» **TO BE DONE**
Every record below should be printed exactly as it appears.

» **STORED ROWS**
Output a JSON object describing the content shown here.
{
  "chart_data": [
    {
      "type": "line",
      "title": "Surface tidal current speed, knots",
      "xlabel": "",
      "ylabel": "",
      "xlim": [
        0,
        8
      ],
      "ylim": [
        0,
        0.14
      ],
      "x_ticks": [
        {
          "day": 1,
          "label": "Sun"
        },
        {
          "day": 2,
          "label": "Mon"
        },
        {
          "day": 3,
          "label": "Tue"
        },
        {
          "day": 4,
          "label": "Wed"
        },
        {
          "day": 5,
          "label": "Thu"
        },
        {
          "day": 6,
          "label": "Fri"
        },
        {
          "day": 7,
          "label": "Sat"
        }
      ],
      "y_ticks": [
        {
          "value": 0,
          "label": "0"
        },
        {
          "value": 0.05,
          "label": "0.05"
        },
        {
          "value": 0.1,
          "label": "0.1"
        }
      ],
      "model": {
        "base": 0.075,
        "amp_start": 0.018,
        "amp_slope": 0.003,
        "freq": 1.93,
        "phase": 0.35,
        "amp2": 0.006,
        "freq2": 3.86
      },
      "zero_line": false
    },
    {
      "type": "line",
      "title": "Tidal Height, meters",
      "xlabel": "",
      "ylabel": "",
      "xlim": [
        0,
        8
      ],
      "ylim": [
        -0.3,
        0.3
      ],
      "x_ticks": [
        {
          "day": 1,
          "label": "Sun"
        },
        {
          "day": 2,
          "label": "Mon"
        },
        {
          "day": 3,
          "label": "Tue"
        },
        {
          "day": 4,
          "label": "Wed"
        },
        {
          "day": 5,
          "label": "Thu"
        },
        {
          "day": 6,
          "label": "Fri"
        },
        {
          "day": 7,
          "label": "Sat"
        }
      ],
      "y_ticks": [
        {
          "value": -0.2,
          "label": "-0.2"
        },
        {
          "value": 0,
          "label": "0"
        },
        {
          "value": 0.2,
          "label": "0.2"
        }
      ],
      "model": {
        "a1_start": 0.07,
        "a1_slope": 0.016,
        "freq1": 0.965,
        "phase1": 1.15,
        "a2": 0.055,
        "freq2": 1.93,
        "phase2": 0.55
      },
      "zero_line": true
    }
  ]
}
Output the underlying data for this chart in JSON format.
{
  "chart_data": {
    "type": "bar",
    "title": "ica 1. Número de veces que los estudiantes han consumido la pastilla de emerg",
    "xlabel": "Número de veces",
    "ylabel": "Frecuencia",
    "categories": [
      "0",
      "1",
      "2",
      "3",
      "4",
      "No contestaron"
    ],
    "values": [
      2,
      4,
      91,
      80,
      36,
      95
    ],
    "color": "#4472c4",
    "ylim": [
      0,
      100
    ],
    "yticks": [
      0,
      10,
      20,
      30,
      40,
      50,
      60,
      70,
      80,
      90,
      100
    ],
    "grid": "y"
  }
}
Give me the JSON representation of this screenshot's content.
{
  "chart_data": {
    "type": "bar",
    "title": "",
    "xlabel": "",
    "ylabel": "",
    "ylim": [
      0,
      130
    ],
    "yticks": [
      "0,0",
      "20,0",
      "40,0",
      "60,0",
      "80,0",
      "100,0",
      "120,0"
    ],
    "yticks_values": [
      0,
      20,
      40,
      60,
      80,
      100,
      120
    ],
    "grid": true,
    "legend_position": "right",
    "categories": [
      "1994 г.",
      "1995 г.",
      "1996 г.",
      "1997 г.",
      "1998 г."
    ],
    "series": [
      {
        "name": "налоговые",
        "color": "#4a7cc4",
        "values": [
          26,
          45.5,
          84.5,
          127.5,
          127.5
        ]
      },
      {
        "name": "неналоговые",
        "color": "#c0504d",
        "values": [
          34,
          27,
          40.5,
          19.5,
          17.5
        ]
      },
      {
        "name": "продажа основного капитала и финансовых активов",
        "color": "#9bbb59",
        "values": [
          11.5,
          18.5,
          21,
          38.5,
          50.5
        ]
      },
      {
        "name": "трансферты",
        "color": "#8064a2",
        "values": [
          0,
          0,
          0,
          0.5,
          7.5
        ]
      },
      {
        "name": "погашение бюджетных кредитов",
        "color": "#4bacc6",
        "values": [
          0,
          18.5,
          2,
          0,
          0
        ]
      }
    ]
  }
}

» **OUTPUT FOR THIS TASK**
Output a JSON object describing the content shown here.
{
  "chart_data": [
    {
      "type": "line",
      "title": "Surface tidal current speed, knots",
      "xlabel": "",
      "ylabel": "",
      "xlim": [
        0,
        8
      ],
      "ylim": [
        0,
        0.14
      ],
      "x_ticks": [
        {
          "day": 1,
          "label": "Sun"
        },
        {
          "day": 2,
          "label": "Mon"
        },
        {
          "day": 3,
          "label": "Tue"
        },
        {
          "day": 4,
          "label": "Wed"
        },
        {
          "day": 5,
          "label": "Thu"
        },
        {
          "day": 6,
          "label": "Fri"
        },
        {
          "day": 7,
          "label": "Sat"
        }
      ],
      "y_ticks": [
        {
          "value": 0,
          "label": "0"
        },
        {
          "value": 0.05,
          "label": "0.05"
        },
        {
          "value": 0.1,
          "label": "0.1"
        }
      ],
      "model": {
        "base": 0.075,
        "amp_start": 0.018,
        "amp_slope": 0.003,
        "freq": 1.93,
        "phase": 0.35,
        "amp2": 0.006,
        "freq2": 3.86
      },
      "zero_line": false
    },
    {
      "type": "line",
      "title": "Tidal Height, meters",
      "xlabel": "",
      "ylabel": "",
      "xlim": [
        0,
        8
      ],
      "ylim": [
        -0.3,
        0.3
      ],
      "x_ticks": [
        {
          "day": 1,
          "label": "Sun"
        },
        {
          "day": 2,
          "label": "Mon"
        },
        {
          "day": 3,
          "label": "Tue"
        },
        {
          "day": 4,
          "label": "Wed"
        },
        {
          "day": 5,
          "label": "Thu"
        },
        {
          "day": 6,
          "label": "Fri"
        },
        {
          "day": 7,
          "label": "Sat"
        }
      ],
      "y_ticks": [
        {
          "value": -0.2,
          "label": "-0.2"
        },
        {
          "value": 0,
          "label": "0"
        },
        {
          "value": 0.2,
          "label": "0.2"
        }
      ],
      "model": {
        "a1_start": 0.07,
        "a1_slope": 0.016,
        "freq1": 0.965,
        "phase1": 1.15,
        "a2": 0.055,
        "freq2": 1.93,
        "phase2": 0.55
      },
      "zero_line": true
    }
  ]
}
Output the underlying data for this chart in JSON format.
{
  "chart_data": {
    "type": "bar",
    "title": "ica 1. Número de veces que los estudiantes han consumido la pastilla de emerg",
    "xlabel": "Número de veces",
    "ylabel": "Frecuencia",
    "categories": [
      "0",
      "1",
      "2",
      "3",
      "4",
      "No contestaron"
    ],
    "values": [
      2,
      4,
      91,
      80,
      36,
      95
    ],
    "color": "#4472c4",
    "ylim": [
      0,
      100
    ],
    "yticks": [
      0,
      10,
      20,
      30,
      40,
      50,
      60,
      70,
      80,
      90,
      100
    ],
    "grid": "y"
  }
}
Give me the JSON representation of this screenshot's content.
{
  "chart_data": {
    "type": "bar",
    "title": "",
    "xlabel": "",
    "ylabel": "",
    "ylim": [
      0,
      130
    ],
    "yticks": [
      "0,0",
      "20,0",
      "40,0",
      "60,0",
      "80,0",
      "100,0",
      "120,0"
    ],
    "yticks_values": [
      0,
      20,
      40,
      60,
      80,
      100,
      120
    ],
    "grid": true,
    "legend_position": "right",
    "categories": [
      "1994 г.",
      "1995 г.",
      "1996 г.",
      "1997 г.",
      "1998 г."
    ],
    "series": [
      {
        "name": "налоговые",
        "color": "#4a7cc4",
        "values": [
          26,
          45.5,
          84.5,
          127.5,
          127.5
        ]
      },
      {
        "name": "неналоговые",
        "color": "#c0504d",
        "values": [
          34,
          27,
          40.5,
          19.5,
          17.5
        ]
      },
      {
        "name": "продажа основного капитала и финансовых активов",
        "color": "#9bbb59",
        "values": [
          11.5,
          18.5,
          21,
          38.5,
          50.5
        ]
      },
      {
        "name": "трансферты",
        "color": "#8064a2",
        "values": [
          0,
          0,
          0,
          0.5,
          7.5
        ]
      },
      {
        "name": "погашение бюджетных кредитов",
        "color": "#4bacc6",
        "values": [
          0,
          18.5,
          2,
          0,
          0
        ]
      }
    ]
  }
}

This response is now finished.